THE DATA:
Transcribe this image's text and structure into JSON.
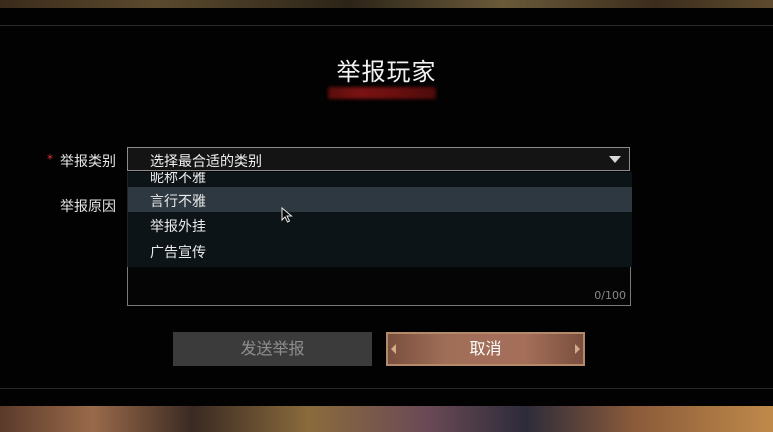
{
  "dialog": {
    "title": "举报玩家"
  },
  "form": {
    "category_label": "举报类别",
    "required_mark": "*",
    "reason_label": "举报原因",
    "category_select_value": "选择最合适的类别",
    "dropdown_options": [
      "昵称不雅",
      "言行不雅",
      "举报外挂",
      "广告宣传"
    ],
    "highlighted_option": "言行不雅",
    "reason_counter": "0/100"
  },
  "buttons": {
    "send_label": "发送举报",
    "cancel_label": "取消"
  },
  "colors": {
    "required_star": "#dd3333",
    "cancel_button": "#a06e58",
    "send_button_disabled": "#3b3b3c",
    "dropdown_highlight": "#2d3840"
  }
}
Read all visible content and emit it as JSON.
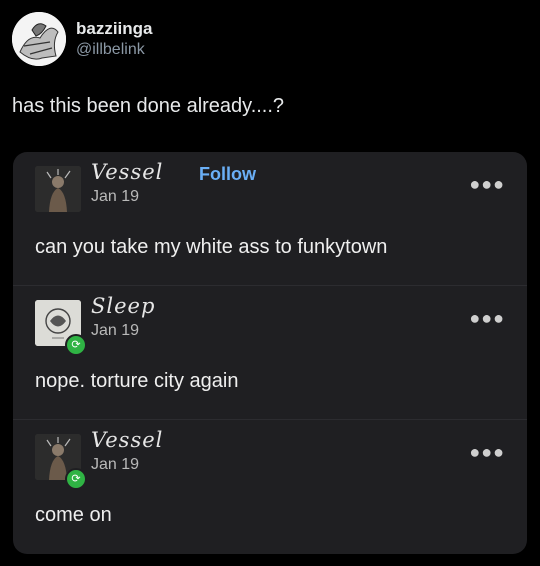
{
  "tweet": {
    "display_name": "bazziinga",
    "handle": "@illbelink",
    "text": "has this been done already....?"
  },
  "embed": {
    "posts": [
      {
        "author": "Vessel",
        "follow_label": "Follow",
        "date": "Jan 19",
        "text": "can you take my white ass to funkytown",
        "more_icon": "ellipsis-icon"
      },
      {
        "author": "Sleep",
        "date": "Jan 19",
        "text": "nope. torture city again",
        "reblog_icon": "reblog-icon",
        "more_icon": "ellipsis-icon"
      },
      {
        "author": "Vessel",
        "date": "Jan 19",
        "text": "come on",
        "reblog_icon": "reblog-icon",
        "more_icon": "ellipsis-icon"
      }
    ],
    "colors": {
      "card_bg": "#1f1f22",
      "follow": "#6aaff6",
      "reblog": "#2fb344"
    }
  }
}
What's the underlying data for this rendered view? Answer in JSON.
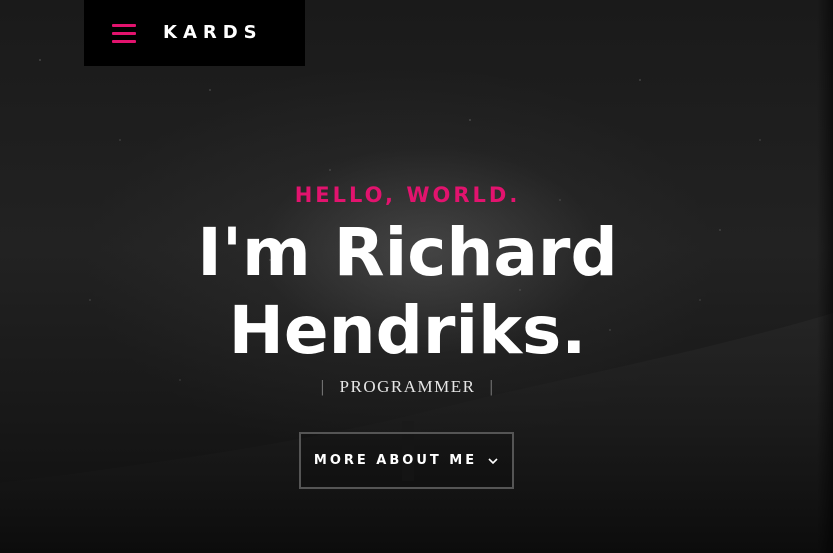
{
  "header": {
    "logo_text": "KARDS",
    "menu_icon": "hamburger-menu-icon",
    "accent_color": "#e2136e"
  },
  "hero": {
    "greeting": "HELLO, WORLD.",
    "name_line_1": "I'm Richard",
    "name_line_2": "Hendriks.",
    "role": "PROGRAMMER",
    "role_separator": "|",
    "cta_label": "MORE ABOUT ME",
    "cta_icon": "chevron-down-icon"
  }
}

TASK DESCRIPTION:
Quote, without alteration, the lines running from the line containing "What's the underlying" to the last line of the entries, and include no pictures.

WRITTEN RESPONSE:
What's the underlying data for this rendered view? Answer in JSON.
{
  "header": {
    "logo_text": "KARDS",
    "menu_icon": "hamburger-menu-icon",
    "accent_color": "#e2136e"
  },
  "hero": {
    "greeting": "HELLO, WORLD.",
    "name_line_1": "I'm Richard",
    "name_line_2": "Hendriks.",
    "role": "PROGRAMMER",
    "role_separator": "|",
    "cta_label": "MORE ABOUT ME",
    "cta_icon": "chevron-down-icon"
  }
}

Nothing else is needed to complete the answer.